* START *

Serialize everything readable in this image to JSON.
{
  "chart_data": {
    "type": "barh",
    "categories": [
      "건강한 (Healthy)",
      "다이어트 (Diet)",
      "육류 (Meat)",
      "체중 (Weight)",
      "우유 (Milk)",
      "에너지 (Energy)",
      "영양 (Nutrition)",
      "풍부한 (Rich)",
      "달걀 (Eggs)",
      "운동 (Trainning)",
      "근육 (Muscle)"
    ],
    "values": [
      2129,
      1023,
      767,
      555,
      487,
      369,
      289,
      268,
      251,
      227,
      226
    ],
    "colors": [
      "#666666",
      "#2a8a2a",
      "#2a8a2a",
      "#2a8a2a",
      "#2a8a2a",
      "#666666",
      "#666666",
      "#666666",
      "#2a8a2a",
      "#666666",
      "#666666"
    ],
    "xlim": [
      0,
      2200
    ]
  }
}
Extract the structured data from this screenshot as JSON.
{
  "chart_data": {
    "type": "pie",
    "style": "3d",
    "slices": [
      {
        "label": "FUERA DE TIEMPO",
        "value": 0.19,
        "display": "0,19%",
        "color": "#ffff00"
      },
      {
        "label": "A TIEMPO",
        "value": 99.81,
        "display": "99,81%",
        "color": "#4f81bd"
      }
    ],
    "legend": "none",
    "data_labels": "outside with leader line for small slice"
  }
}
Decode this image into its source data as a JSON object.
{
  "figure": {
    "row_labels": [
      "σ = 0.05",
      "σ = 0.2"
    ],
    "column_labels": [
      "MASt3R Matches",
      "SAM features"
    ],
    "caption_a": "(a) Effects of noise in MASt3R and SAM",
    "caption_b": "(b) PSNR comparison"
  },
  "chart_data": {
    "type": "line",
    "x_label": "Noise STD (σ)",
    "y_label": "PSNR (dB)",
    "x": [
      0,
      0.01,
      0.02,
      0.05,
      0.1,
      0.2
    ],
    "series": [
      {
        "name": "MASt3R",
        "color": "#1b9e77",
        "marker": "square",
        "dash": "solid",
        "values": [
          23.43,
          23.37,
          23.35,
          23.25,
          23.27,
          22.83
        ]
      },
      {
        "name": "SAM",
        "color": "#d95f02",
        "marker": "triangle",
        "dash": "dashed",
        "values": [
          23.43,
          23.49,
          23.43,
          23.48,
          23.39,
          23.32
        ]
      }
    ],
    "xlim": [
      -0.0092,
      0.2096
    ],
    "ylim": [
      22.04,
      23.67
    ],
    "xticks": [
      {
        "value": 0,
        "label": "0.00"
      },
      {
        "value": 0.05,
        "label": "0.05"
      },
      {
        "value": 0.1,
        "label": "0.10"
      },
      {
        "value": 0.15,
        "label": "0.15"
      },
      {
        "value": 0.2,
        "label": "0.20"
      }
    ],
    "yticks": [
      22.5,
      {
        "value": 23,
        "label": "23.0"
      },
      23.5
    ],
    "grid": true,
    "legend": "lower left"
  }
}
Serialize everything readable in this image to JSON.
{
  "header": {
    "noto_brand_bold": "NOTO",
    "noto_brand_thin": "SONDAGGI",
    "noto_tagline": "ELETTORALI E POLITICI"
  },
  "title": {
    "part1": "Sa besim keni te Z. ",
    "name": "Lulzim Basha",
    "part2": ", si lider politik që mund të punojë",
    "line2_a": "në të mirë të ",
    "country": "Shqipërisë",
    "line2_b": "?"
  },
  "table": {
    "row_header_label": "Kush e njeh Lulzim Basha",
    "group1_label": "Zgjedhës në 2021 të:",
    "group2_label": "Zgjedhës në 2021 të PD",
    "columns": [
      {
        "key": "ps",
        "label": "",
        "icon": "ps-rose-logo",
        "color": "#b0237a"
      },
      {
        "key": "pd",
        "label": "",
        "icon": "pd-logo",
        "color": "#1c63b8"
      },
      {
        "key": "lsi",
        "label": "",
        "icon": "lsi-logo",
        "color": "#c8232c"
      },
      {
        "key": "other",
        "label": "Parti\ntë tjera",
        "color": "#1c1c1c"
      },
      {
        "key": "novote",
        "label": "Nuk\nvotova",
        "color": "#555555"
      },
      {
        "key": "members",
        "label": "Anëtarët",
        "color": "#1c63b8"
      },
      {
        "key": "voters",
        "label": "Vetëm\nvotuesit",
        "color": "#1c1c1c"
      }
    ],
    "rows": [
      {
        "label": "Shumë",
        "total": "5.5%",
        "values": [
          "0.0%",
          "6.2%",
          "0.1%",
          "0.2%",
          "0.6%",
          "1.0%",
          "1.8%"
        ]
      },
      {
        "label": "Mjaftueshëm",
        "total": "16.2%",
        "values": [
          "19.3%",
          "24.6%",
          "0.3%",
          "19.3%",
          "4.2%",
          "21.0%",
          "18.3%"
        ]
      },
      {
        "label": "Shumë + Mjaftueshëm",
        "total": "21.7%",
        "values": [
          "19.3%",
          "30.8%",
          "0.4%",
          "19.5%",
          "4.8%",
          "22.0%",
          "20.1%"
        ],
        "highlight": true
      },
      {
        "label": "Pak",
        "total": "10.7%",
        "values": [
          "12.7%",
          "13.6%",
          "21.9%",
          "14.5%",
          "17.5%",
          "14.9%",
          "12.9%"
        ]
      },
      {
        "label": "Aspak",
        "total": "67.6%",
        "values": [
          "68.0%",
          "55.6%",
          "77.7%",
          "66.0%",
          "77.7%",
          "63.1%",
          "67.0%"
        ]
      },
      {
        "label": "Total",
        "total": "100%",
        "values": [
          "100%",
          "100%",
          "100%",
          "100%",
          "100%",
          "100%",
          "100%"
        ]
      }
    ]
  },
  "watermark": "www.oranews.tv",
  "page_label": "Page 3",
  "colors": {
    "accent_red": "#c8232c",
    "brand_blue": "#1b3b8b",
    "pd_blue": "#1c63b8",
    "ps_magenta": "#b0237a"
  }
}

* END *

* [Required task]: Search the entries for the word "name", then list each line that holds it.

* [Exercise response]:
        "name": "MASt3R",
        "name": "SAM",
    "name": "Lulzim Basha",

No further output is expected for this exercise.